▶ **Aim**: Below are the records; collect from them each line containing the string "תקלה".

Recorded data
☆ ☆ ☆

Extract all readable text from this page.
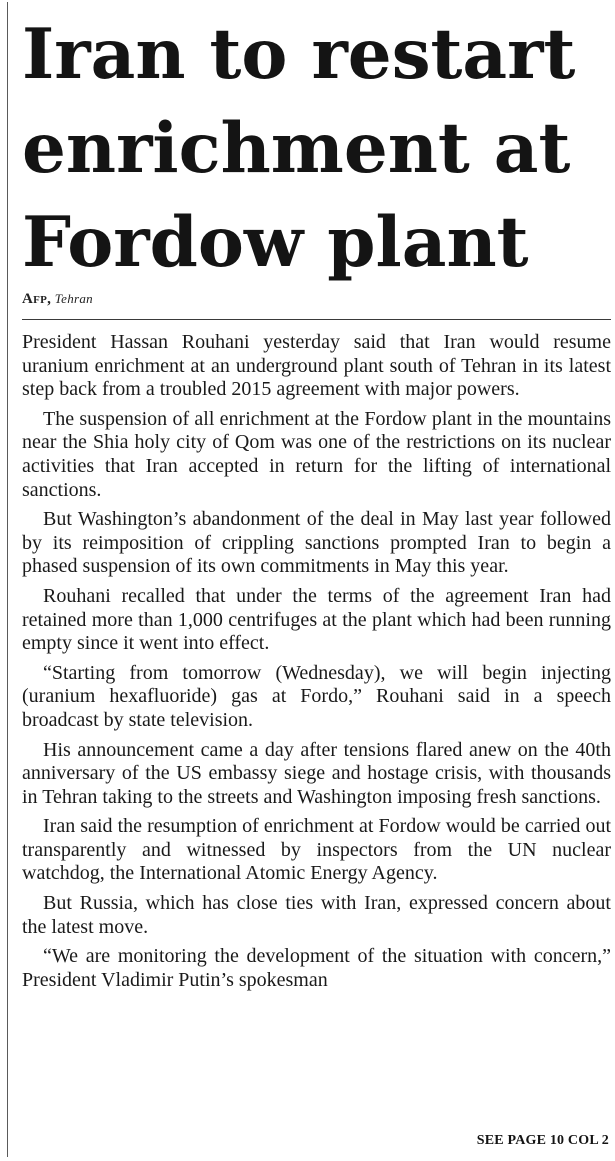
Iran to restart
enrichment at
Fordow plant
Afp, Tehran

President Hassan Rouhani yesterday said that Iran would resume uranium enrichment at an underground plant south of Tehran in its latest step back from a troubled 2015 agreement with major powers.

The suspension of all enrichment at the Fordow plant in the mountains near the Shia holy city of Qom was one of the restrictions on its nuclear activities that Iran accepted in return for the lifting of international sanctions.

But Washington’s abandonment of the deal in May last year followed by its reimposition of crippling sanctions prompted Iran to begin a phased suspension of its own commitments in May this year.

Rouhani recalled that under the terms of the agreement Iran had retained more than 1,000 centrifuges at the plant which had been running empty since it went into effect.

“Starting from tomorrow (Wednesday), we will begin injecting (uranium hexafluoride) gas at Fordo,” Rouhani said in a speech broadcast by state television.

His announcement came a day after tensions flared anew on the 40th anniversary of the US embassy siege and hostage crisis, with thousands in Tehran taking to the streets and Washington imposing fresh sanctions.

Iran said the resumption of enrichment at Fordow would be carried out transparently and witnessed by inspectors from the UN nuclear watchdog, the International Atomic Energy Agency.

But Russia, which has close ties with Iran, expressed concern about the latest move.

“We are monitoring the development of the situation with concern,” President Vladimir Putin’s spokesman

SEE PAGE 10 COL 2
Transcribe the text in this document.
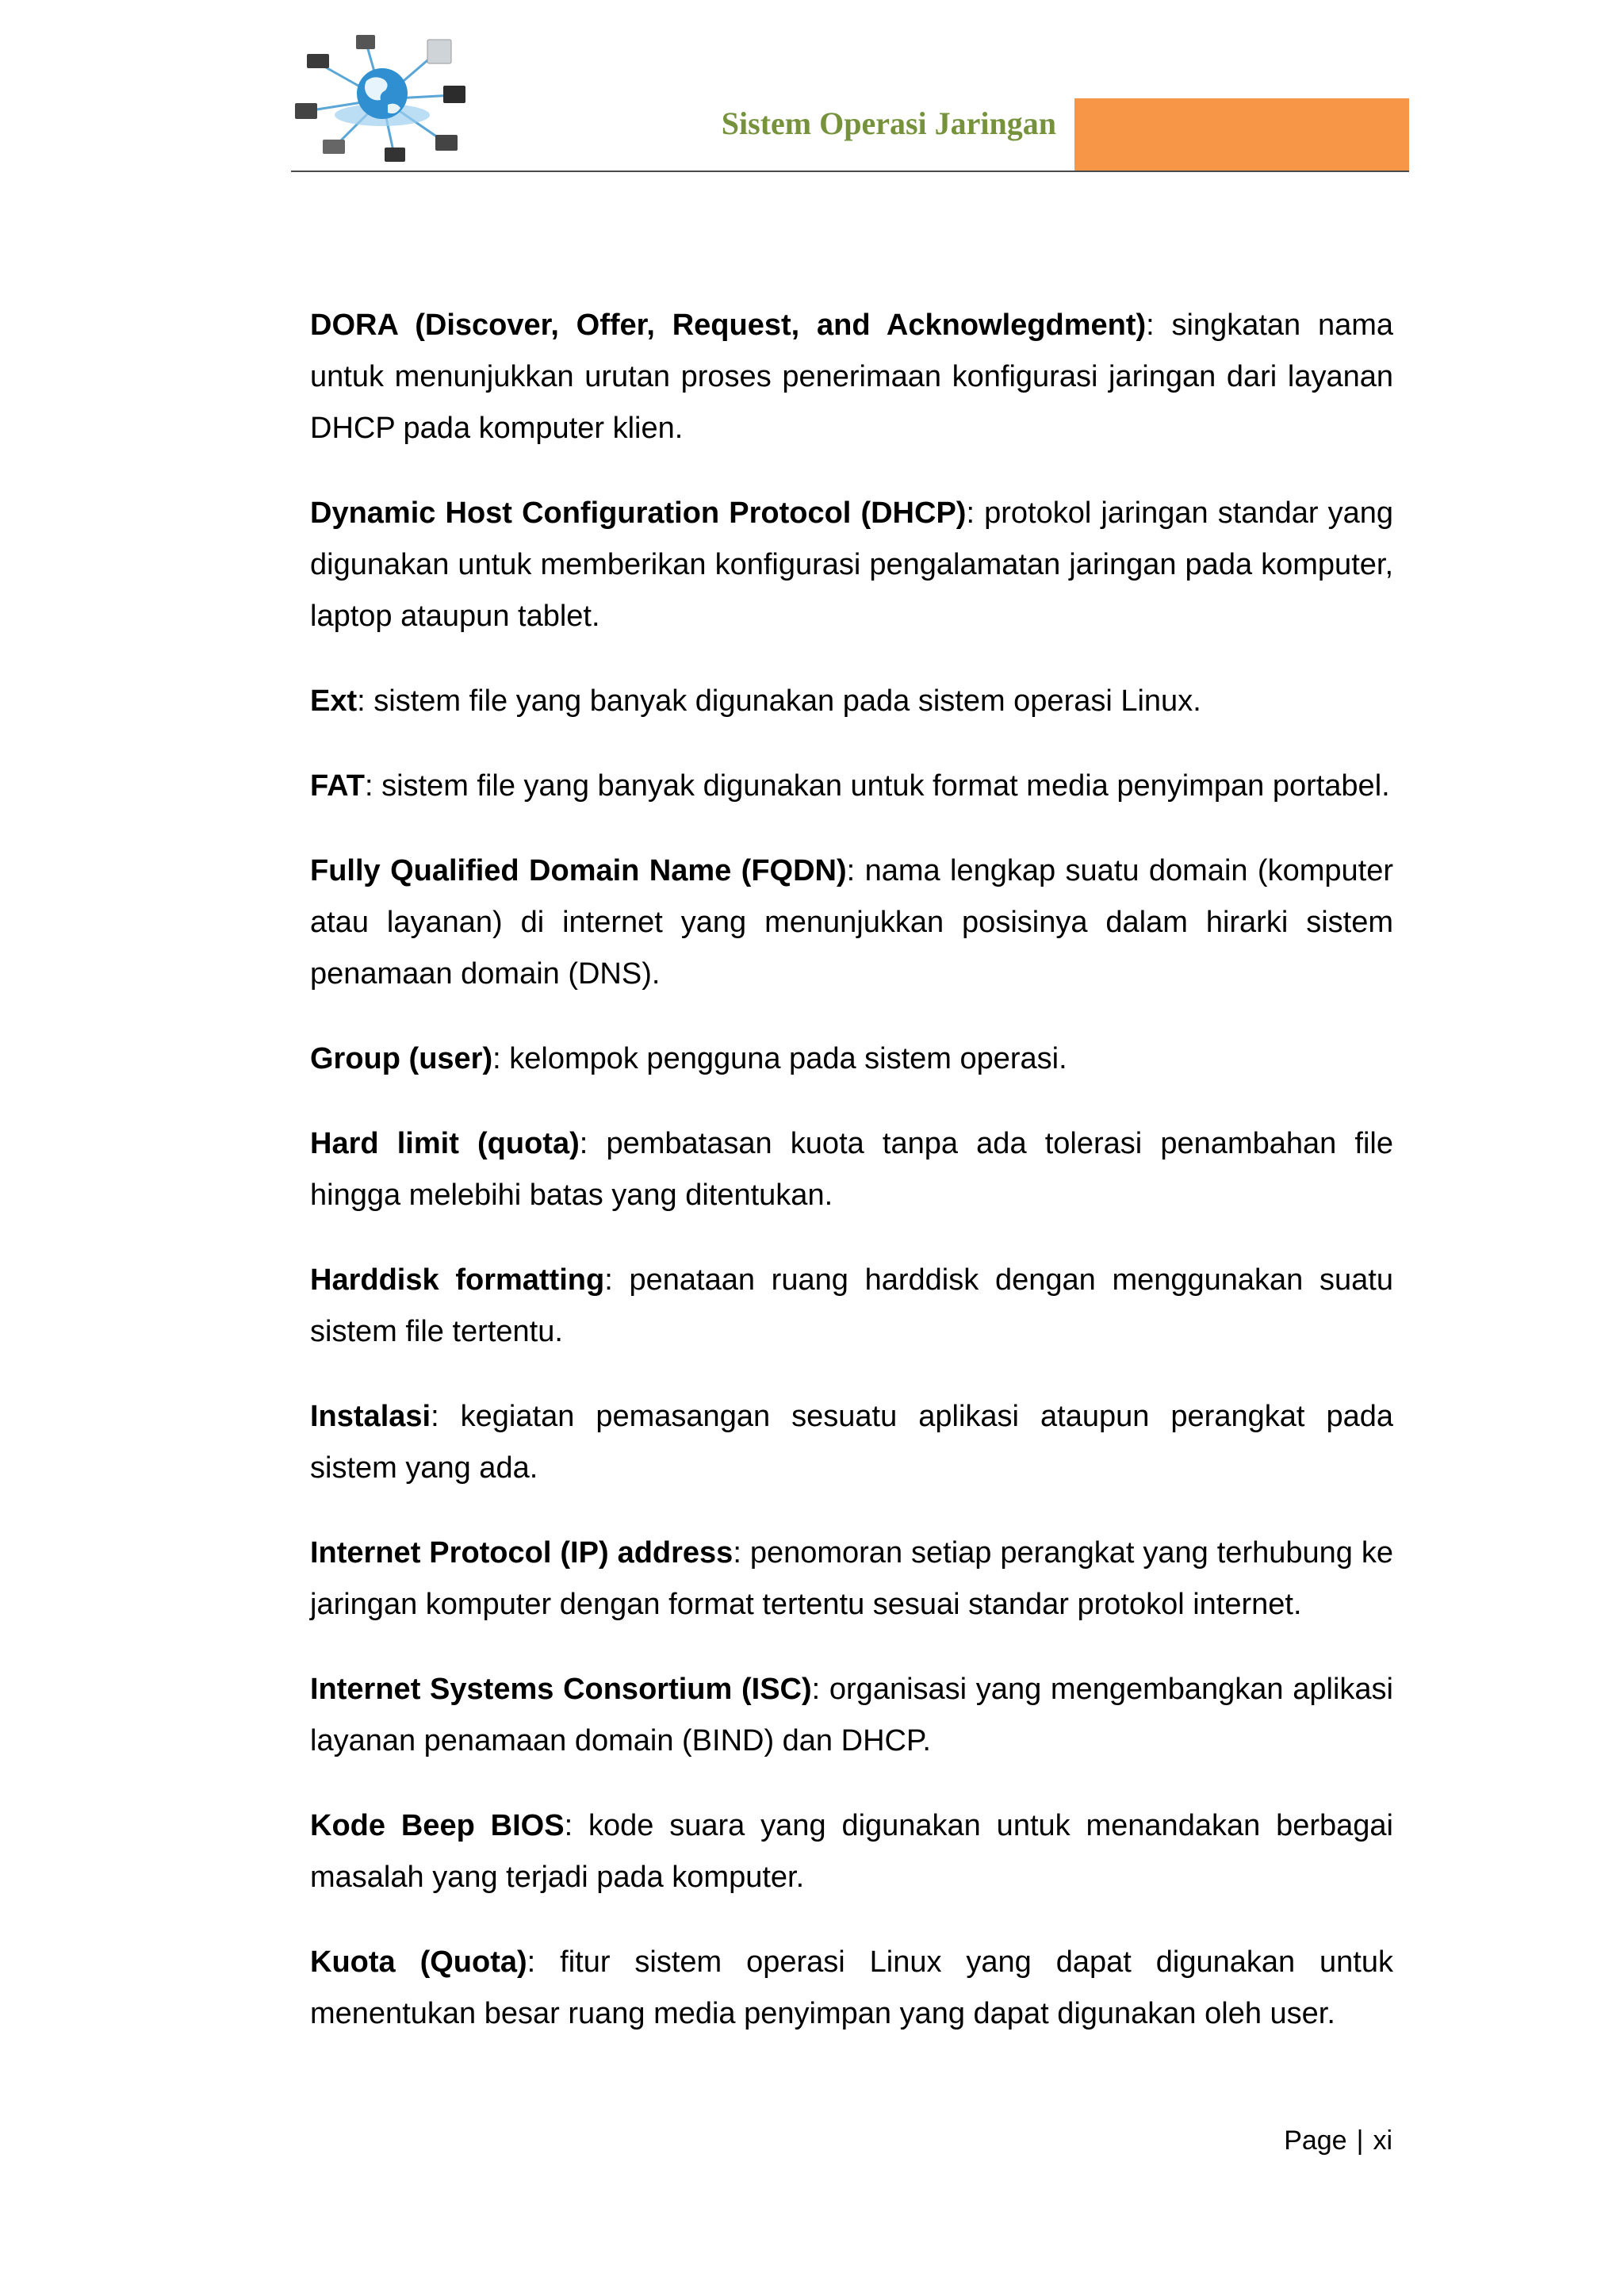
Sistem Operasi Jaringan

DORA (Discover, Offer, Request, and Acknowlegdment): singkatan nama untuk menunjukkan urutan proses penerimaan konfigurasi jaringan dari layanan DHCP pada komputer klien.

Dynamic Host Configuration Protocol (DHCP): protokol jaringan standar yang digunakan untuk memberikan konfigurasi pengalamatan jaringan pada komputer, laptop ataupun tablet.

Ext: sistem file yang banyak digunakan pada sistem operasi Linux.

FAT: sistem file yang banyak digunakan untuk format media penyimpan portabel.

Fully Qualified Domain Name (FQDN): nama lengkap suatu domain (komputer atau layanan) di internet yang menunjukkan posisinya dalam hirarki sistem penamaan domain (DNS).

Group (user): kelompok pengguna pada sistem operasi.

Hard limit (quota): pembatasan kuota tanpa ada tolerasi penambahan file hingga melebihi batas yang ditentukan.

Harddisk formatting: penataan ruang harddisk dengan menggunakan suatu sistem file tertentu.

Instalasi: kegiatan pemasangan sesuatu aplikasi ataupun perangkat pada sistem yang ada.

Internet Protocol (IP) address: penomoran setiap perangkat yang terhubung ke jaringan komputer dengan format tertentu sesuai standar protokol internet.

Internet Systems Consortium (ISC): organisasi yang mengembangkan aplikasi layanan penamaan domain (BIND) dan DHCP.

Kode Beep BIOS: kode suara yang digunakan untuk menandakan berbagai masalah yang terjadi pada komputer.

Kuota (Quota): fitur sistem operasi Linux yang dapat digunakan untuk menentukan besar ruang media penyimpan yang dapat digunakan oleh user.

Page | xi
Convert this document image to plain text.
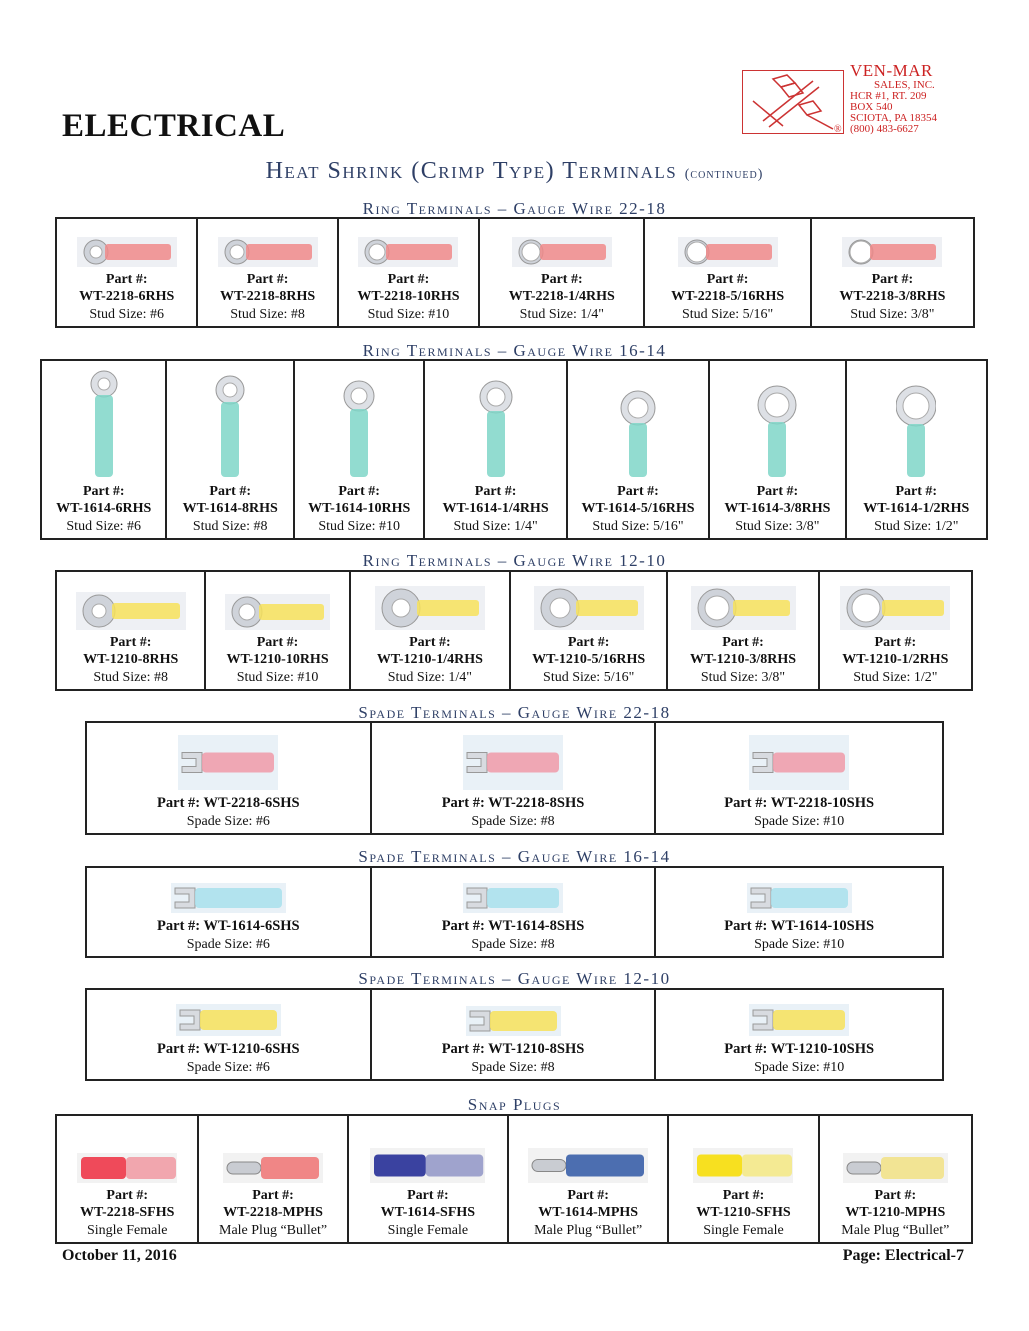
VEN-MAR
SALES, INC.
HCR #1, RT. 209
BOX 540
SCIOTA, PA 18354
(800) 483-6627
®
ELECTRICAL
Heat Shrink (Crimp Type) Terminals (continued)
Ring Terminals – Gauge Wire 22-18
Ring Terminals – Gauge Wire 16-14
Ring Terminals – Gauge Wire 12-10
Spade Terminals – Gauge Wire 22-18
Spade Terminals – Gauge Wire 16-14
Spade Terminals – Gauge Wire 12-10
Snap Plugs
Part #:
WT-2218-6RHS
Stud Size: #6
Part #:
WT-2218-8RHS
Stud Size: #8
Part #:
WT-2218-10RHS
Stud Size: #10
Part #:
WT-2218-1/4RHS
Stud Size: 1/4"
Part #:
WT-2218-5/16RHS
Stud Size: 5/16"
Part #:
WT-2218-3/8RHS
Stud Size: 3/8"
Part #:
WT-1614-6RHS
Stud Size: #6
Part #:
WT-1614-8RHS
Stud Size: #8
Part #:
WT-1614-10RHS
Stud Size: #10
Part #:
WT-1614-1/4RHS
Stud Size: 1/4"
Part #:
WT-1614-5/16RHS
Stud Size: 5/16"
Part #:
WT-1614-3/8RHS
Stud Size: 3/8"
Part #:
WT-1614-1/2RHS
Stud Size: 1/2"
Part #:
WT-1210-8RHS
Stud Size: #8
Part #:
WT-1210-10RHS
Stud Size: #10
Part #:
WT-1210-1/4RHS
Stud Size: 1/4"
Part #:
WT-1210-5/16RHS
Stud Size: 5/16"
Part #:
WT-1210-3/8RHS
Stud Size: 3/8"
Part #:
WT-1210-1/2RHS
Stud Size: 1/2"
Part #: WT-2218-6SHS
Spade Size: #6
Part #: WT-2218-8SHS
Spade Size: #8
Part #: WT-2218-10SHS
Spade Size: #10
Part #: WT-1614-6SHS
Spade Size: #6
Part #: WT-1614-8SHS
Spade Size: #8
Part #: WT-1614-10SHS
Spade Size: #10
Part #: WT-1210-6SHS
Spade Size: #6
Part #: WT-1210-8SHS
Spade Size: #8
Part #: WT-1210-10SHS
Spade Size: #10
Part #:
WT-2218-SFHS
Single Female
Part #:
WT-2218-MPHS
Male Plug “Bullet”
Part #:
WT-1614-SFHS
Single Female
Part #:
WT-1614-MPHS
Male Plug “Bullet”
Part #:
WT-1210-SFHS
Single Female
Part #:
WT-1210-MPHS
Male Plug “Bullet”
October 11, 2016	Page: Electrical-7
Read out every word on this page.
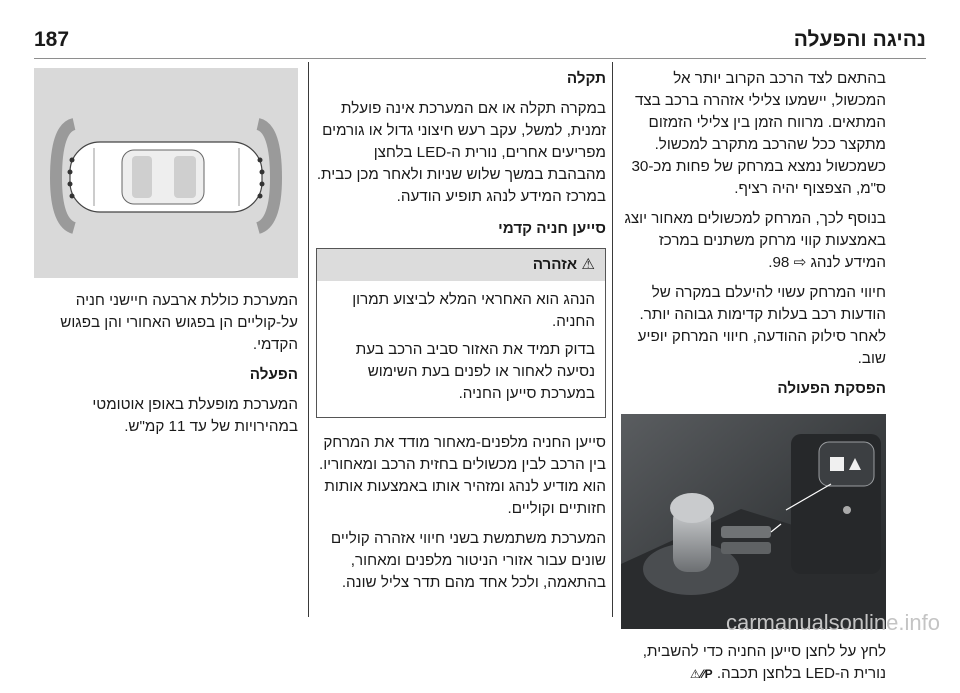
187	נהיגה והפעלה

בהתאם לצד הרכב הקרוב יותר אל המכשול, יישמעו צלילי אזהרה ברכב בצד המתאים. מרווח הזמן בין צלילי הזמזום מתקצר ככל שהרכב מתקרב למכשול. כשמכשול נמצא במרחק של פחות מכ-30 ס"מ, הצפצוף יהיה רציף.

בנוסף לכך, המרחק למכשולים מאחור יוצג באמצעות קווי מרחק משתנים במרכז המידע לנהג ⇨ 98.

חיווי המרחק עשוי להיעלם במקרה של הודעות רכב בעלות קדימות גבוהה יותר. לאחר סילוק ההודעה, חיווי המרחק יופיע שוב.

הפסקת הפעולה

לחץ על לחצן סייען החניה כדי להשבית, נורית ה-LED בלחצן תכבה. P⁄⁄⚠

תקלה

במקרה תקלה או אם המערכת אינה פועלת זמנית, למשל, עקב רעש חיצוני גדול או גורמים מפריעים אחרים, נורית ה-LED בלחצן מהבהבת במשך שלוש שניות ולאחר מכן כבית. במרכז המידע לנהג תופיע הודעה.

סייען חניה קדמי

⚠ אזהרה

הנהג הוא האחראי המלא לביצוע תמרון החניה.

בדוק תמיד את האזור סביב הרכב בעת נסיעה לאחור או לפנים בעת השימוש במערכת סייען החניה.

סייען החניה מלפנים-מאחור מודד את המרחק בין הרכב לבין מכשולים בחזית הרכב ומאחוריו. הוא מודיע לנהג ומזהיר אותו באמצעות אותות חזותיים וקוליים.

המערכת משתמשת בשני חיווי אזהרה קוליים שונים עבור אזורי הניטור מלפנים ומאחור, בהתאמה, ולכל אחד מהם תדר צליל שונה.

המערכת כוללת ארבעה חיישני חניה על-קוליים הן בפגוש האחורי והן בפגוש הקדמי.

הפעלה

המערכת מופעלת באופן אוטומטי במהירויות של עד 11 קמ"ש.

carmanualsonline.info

☆ ☆ ☆

▶ **Task answer**:
תקלה
במקרה תקלה או אם המערכת אינה פועלת זמנית, למשל, עקב רעש חיצוני גדול או גורמים מפריעים אחרים, נורית ה-LED בלחצן מהבהבת במשך שלוש שניות ולאחר מכן כבית. במרכז המידע לנהג תופיע הודעה.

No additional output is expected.